• _Given instruction_
Scan the data below for the string "اللغة". Show every line where it turns up.

• _Stored rows_

━━━

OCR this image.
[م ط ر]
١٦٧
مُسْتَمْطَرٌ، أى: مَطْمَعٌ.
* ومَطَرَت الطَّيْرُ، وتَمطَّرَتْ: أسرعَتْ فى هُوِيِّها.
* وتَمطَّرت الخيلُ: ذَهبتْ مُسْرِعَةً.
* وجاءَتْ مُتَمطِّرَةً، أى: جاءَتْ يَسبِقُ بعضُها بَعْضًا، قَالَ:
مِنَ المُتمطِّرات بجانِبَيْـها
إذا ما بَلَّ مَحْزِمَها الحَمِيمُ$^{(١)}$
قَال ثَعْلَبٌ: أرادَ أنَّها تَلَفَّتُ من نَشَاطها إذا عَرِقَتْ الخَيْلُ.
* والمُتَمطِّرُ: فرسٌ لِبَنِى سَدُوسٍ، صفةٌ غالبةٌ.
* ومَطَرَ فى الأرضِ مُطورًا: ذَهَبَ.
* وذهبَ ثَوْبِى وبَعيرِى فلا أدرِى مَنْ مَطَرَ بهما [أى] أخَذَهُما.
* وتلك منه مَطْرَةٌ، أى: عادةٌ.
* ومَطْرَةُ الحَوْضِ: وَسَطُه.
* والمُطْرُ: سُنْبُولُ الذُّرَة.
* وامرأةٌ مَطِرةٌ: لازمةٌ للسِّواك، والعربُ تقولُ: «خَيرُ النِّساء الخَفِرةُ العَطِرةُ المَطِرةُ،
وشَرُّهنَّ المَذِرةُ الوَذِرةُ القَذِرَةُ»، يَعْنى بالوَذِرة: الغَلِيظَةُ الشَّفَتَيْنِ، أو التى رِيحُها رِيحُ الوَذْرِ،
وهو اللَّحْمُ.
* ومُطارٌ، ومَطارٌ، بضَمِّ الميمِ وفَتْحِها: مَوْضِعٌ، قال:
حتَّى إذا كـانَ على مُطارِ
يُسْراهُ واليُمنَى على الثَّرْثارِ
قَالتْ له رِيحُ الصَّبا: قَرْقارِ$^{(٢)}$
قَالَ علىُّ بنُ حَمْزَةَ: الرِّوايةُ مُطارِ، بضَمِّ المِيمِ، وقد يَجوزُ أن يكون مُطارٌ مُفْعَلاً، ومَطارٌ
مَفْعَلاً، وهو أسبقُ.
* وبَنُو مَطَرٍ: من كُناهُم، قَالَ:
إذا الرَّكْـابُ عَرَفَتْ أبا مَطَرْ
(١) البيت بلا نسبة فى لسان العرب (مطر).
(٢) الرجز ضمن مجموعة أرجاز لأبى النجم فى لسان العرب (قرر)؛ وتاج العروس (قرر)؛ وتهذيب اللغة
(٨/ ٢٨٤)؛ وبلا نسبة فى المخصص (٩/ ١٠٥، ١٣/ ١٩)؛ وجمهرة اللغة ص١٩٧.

━━━

• _Complete answer_
(٢) الرجز ضمن مجموعة أرجاز لأبى النجم فى لسان العرب (قرر)؛ وتاج العروس (قرر)؛ وتهذيب اللغة
(٨/ ٢٨٤)؛ وبلا نسبة فى المخصص (٩/ ١٠٥، ١٣/ ١٩)؛ وجمهرة اللغة ص١٩٧.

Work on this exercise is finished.